-- start of INFORMATION SUPPLIED --

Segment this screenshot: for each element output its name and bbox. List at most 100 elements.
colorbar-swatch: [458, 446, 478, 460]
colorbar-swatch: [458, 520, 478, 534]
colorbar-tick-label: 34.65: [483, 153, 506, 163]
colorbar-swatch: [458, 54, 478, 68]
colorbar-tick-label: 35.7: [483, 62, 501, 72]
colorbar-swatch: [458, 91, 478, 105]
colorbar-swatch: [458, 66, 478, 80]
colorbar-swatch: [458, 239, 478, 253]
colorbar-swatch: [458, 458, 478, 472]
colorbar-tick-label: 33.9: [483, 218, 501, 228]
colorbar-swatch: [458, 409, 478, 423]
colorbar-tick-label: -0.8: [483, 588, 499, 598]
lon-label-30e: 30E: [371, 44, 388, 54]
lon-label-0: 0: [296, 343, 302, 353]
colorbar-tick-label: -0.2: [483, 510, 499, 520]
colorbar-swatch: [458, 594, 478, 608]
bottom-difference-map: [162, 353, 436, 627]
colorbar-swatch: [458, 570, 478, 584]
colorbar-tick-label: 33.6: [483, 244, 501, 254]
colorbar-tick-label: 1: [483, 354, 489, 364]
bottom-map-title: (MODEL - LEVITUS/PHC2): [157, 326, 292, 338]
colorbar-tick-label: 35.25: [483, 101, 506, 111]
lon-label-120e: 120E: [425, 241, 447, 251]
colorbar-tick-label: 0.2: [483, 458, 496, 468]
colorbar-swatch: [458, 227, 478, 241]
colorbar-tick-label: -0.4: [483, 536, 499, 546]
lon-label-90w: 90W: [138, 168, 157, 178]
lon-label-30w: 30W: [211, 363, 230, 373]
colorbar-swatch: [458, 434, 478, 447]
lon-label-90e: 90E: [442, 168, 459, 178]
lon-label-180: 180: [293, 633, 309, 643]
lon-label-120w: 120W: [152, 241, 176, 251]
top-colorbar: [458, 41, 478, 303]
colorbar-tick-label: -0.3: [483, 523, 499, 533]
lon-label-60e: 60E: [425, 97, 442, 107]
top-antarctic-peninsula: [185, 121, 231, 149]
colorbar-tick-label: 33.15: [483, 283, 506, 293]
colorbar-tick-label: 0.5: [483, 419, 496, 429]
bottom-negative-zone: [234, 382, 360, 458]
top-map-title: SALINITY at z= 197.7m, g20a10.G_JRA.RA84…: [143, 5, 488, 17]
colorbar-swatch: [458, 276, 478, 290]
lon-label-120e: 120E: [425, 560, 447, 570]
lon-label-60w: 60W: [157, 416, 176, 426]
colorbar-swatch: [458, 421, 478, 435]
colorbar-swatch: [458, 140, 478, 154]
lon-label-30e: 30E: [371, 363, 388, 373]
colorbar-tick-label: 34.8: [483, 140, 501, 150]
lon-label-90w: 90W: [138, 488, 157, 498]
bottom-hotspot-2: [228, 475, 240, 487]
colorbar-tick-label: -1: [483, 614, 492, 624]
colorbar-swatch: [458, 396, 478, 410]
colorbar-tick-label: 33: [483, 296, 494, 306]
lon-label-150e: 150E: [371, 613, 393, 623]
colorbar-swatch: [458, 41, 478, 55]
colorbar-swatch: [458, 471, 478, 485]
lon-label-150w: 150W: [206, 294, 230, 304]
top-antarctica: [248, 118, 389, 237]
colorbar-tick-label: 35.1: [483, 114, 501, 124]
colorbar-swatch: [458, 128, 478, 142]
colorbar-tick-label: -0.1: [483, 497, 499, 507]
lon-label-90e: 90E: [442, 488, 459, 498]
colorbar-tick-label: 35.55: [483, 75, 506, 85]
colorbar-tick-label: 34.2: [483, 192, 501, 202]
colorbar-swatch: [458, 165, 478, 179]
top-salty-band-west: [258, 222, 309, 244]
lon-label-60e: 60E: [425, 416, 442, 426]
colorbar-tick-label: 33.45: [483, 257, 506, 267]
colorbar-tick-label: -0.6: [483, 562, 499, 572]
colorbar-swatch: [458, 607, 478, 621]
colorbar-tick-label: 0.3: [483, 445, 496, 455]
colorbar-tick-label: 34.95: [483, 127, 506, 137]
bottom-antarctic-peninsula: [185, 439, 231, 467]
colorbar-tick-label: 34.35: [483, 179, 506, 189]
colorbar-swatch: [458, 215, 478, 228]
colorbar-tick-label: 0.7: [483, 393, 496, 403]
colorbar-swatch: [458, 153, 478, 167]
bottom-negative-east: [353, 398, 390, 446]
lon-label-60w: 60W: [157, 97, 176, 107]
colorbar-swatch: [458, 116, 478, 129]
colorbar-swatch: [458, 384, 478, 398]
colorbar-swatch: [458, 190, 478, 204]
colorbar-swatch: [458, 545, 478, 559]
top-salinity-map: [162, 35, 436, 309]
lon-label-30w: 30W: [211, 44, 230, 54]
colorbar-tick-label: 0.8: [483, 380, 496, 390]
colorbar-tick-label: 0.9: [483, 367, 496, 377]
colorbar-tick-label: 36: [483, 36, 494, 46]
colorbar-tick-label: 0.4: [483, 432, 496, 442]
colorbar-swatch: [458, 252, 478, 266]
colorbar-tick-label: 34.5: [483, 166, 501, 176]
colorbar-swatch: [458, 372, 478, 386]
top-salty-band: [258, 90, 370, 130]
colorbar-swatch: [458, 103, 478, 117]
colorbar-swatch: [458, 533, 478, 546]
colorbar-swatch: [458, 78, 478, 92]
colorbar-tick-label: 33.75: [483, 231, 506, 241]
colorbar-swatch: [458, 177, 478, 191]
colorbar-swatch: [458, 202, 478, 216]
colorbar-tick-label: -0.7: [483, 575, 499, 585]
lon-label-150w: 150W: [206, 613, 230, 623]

-- end of INFORMATION SUPPLIED --

AIM =>
Can you turn the records above into a numbered list, one line per item, with blank lines left out?

WORKED ANSWER =>
1. Segment this screenshot: for each element output its name and bbox. List at most 100 elements.
2. colorbar-swatch: [458, 446, 478, 460]
3. colorbar-swatch: [458, 520, 478, 534]
4. colorbar-tick-label: 34.65: [483, 153, 506, 163]
5. colorbar-swatch: [458, 54, 478, 68]
6. colorbar-tick-label: 35.7: [483, 62, 501, 72]
7. colorbar-swatch: [458, 91, 478, 105]
8. colorbar-swatch: [458, 66, 478, 80]
9. colorbar-swatch: [458, 239, 478, 253]
10. colorbar-swatch: [458, 458, 478, 472]
11. colorbar-tick-label: 33.9: [483, 218, 501, 228]
12. colorbar-swatch: [458, 409, 478, 423]
13. colorbar-tick-label: -0.8: [483, 588, 499, 598]
14. lon-label-30e: 30E: [371, 44, 388, 54]
15. lon-label-0: 0: [296, 343, 302, 353]
16. colorbar-tick-label: -0.2: [483, 510, 499, 520]
17. colorbar-swatch: [458, 594, 478, 608]
18. bottom-difference-map: [162, 353, 436, 627]
19. colorbar-swatch: [458, 570, 478, 584]
20. colorbar-tick-label: 33.6: [483, 244, 501, 254]
21. colorbar-tick-label: 1: [483, 354, 489, 364]
22. bottom-map-title: (MODEL - LEVITUS/PHC2): [157, 326, 292, 338]
23. colorbar-tick-label: 35.25: [483, 101, 506, 111]
24. lon-label-120e: 120E: [425, 241, 447, 251]
25. colorbar-tick-label: 0.2: [483, 458, 496, 468]
26. colorbar-swatch: [458, 227, 478, 241]
27. colorbar-tick-label: -0.4: [483, 536, 499, 546]
28. lon-label-90w: 90W: [138, 168, 157, 178]
29. lon-label-30w: 30W: [211, 363, 230, 373]
30. colorbar-swatch: [458, 434, 478, 447]
31. lon-label-90e: 90E: [442, 168, 459, 178]
32. lon-label-180: 180: [293, 633, 309, 643]
33. lon-label-120w: 120W: [152, 241, 176, 251]
34. top-colorbar: [458, 41, 478, 303]
35. colorbar-tick-label: -0.3: [483, 523, 499, 533]
36. lon-label-60e: 60E: [425, 97, 442, 107]
37. top-antarctic-peninsula: [185, 121, 231, 149]
38. colorbar-tick-label: 33.15: [483, 283, 506, 293]
39. colorbar-tick-label: 0.5: [483, 419, 496, 429]
40. bottom-negative-zone: [234, 382, 360, 458]
41. top-map-title: SALINITY at z= 197.7m, g20a10.G_JRA.RA84…: [143, 5, 488, 17]
42. colorbar-swatch: [458, 276, 478, 290]
43. lon-label-120e: 120E: [425, 560, 447, 570]
44. lon-label-60w: 60W: [157, 416, 176, 426]
45. colorbar-swatch: [458, 421, 478, 435]
46. colorbar-swatch: [458, 140, 478, 154]
47. lon-label-30e: 30E: [371, 363, 388, 373]
48. colorbar-tick-label: 34.8: [483, 140, 501, 150]
49. lon-label-90w: 90W: [138, 488, 157, 498]
50. bottom-hotspot-2: [228, 475, 240, 487]
51. colorbar-tick-label: -1: [483, 614, 492, 624]
52. colorbar-swatch: [458, 396, 478, 410]
53. colorbar-tick-label: 33: [483, 296, 494, 306]
54. lon-label-150e: 150E: [371, 613, 393, 623]
55. colorbar-swatch: [458, 41, 478, 55]
56. colorbar-swatch: [458, 471, 478, 485]
57. lon-label-150w: 150W: [206, 294, 230, 304]
58. top-antarctica: [248, 118, 389, 237]
59. colorbar-tick-label: 35.1: [483, 114, 501, 124]
60. colorbar-swatch: [458, 128, 478, 142]
61. colorbar-tick-label: -0.1: [483, 497, 499, 507]
62. lon-label-90e: 90E: [442, 488, 459, 498]
63. colorbar-tick-label: 35.55: [483, 75, 506, 85]
64. colorbar-tick-label: 34.2: [483, 192, 501, 202]
65. colorbar-swatch: [458, 165, 478, 179]
66. top-salty-band-west: [258, 222, 309, 244]
67. lon-label-60e: 60E: [425, 416, 442, 426]
68. colorbar-tick-label: 33.45: [483, 257, 506, 267]
69. colorbar-tick-label: -0.6: [483, 562, 499, 572]
70. colorbar-swatch: [458, 607, 478, 621]
71. colorbar-tick-label: 0.3: [483, 445, 496, 455]
72. colorbar-tick-label: 34.95: [483, 127, 506, 137]
73. bottom-antarctic-peninsula: [185, 439, 231, 467]
74. colorbar-tick-label: 34.35: [483, 179, 506, 189]
75. colorbar-swatch: [458, 215, 478, 228]
76. colorbar-tick-label: 0.7: [483, 393, 496, 403]
77. colorbar-swatch: [458, 153, 478, 167]
78. bottom-negative-east: [353, 398, 390, 446]
79. lon-label-60w: 60W: [157, 97, 176, 107]
80. colorbar-swatch: [458, 116, 478, 129]
81. colorbar-swatch: [458, 384, 478, 398]
82. colorbar-swatch: [458, 190, 478, 204]
83. colorbar-swatch: [458, 545, 478, 559]
84. top-salinity-map: [162, 35, 436, 309]
85. lon-label-30w: 30W: [211, 44, 230, 54]
86. colorbar-tick-label: 0.8: [483, 380, 496, 390]
87. colorbar-tick-label: 0.9: [483, 367, 496, 377]
88. colorbar-tick-label: 36: [483, 36, 494, 46]
89. colorbar-tick-label: 0.4: [483, 432, 496, 442]
90. colorbar-swatch: [458, 252, 478, 266]
91. colorbar-tick-label: 34.5: [483, 166, 501, 176]
92. colorbar-swatch: [458, 372, 478, 386]
93. top-salty-band: [258, 90, 370, 130]
94. colorbar-swatch: [458, 103, 478, 117]
95. colorbar-swatch: [458, 533, 478, 546]
96. colorbar-swatch: [458, 78, 478, 92]
97. colorbar-tick-label: 33.75: [483, 231, 506, 241]
98. colorbar-swatch: [458, 177, 478, 191]
99. colorbar-swatch: [458, 202, 478, 216]
100. colorbar-tick-label: -0.7: [483, 575, 499, 585]
101. lon-label-150w: 150W: [206, 613, 230, 623]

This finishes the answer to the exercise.